| To be done |
Work out how many lines of the material below mention the word "into"; reply with the number only.

| Extracted entries |
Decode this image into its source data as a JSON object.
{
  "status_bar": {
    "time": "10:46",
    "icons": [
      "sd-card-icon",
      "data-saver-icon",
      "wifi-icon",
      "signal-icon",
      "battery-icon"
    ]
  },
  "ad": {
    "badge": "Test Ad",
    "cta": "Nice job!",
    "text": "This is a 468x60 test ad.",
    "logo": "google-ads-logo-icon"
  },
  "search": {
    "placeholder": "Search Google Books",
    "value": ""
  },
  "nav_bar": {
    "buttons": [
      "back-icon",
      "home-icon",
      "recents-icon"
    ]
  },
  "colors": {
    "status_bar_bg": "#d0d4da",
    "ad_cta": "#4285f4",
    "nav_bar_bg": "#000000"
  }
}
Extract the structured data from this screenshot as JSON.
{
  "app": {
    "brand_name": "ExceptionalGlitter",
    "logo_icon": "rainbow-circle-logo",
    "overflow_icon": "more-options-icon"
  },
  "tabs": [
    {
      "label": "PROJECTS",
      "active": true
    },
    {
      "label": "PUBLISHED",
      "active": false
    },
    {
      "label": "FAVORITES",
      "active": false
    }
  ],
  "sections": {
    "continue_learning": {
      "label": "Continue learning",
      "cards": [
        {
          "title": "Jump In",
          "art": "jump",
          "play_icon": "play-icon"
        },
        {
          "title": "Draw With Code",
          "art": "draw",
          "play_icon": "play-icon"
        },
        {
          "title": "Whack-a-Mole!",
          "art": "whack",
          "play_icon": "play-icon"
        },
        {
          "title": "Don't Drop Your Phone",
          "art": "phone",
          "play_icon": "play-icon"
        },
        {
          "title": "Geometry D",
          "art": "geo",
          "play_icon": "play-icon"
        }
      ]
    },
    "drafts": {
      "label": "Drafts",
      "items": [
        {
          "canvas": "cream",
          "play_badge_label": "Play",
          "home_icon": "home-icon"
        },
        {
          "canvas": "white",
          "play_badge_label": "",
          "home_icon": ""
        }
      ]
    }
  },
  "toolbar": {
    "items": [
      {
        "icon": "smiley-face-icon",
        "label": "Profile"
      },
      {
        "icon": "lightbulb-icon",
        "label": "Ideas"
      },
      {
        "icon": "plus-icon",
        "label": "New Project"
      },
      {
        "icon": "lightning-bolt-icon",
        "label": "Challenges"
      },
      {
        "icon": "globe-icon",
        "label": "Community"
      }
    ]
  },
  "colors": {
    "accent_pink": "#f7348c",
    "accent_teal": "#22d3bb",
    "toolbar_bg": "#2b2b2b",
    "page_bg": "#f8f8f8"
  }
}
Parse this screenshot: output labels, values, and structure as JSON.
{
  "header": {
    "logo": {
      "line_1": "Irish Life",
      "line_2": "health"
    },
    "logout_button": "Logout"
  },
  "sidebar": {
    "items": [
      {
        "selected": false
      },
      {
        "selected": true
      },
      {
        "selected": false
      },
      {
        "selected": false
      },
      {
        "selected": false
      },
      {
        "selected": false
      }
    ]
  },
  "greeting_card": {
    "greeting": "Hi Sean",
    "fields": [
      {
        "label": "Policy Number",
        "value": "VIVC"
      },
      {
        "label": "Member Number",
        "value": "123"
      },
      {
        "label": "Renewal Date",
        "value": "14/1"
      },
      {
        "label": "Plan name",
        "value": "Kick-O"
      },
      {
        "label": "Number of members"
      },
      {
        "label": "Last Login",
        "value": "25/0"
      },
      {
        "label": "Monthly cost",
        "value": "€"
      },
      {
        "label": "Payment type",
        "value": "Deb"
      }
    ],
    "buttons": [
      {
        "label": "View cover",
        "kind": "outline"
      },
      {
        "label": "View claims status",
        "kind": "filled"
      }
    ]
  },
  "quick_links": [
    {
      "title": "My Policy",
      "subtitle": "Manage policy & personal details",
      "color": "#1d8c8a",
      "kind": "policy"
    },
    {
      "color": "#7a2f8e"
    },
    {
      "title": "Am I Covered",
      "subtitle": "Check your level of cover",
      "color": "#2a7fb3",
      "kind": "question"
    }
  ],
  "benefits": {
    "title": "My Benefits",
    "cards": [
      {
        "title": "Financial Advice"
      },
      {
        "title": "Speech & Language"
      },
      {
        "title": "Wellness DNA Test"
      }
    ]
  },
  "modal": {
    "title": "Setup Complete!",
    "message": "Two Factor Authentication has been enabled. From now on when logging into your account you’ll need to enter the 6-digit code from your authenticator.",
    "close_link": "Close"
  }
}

| Solved exercise |
2